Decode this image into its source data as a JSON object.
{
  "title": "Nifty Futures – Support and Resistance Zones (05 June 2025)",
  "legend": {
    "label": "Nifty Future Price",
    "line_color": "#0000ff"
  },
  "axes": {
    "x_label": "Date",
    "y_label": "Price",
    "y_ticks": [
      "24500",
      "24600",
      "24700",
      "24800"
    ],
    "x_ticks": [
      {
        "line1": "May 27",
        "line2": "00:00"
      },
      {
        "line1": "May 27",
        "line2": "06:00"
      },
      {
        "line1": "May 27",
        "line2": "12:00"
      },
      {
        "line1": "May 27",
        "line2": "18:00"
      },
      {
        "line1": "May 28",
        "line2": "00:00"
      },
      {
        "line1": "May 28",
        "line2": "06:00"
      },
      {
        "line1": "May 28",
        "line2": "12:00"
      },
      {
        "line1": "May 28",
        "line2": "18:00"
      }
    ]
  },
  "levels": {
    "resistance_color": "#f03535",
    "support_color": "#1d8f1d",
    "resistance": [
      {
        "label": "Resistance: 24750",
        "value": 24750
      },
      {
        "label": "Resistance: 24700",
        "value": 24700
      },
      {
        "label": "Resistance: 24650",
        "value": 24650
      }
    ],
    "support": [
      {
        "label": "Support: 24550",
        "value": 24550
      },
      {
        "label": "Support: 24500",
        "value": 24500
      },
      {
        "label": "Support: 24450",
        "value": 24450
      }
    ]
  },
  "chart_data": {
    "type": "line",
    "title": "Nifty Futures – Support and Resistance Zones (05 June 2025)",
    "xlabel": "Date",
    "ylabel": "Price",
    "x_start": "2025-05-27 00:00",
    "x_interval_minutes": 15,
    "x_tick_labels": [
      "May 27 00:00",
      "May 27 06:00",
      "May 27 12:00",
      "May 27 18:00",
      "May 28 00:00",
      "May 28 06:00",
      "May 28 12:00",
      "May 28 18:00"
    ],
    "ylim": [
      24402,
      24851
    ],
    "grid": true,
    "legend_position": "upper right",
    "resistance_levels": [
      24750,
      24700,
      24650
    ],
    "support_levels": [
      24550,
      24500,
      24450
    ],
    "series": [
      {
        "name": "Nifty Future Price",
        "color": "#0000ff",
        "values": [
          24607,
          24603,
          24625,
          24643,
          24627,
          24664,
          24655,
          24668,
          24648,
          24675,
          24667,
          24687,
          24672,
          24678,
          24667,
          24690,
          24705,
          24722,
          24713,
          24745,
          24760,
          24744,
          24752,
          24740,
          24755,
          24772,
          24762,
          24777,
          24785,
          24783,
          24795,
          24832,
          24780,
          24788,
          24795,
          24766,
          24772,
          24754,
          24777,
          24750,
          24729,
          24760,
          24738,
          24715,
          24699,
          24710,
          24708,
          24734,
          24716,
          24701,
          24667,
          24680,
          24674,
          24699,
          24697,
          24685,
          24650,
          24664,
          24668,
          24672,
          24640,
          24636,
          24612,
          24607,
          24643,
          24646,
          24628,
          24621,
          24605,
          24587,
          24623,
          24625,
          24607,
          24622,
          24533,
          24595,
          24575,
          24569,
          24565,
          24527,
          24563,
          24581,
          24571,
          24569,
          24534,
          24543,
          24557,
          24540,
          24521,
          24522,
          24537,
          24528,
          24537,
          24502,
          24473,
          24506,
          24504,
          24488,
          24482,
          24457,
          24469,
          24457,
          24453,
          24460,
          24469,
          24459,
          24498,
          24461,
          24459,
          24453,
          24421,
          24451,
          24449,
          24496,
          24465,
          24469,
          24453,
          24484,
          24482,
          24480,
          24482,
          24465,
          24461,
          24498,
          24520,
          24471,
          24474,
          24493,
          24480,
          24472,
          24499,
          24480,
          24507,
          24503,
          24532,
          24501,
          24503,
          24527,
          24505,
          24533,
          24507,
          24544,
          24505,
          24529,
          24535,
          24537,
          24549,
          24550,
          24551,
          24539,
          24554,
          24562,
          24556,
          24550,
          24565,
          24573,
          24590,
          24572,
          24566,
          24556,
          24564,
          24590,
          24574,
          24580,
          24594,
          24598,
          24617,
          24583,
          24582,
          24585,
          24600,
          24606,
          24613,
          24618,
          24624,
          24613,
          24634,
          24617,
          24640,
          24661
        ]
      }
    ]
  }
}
◇ ◇ ◇ ◇
- **STATED GOAL**:
Go through the records above and copy every line with the word "June".

- **SOLVED EXERCISE**:
  "title": "Nifty Futures – Support and Resistance Zones (05 June 2025)",
    "title": "Nifty Futures – Support and Resistance Zones (05 June 2025)",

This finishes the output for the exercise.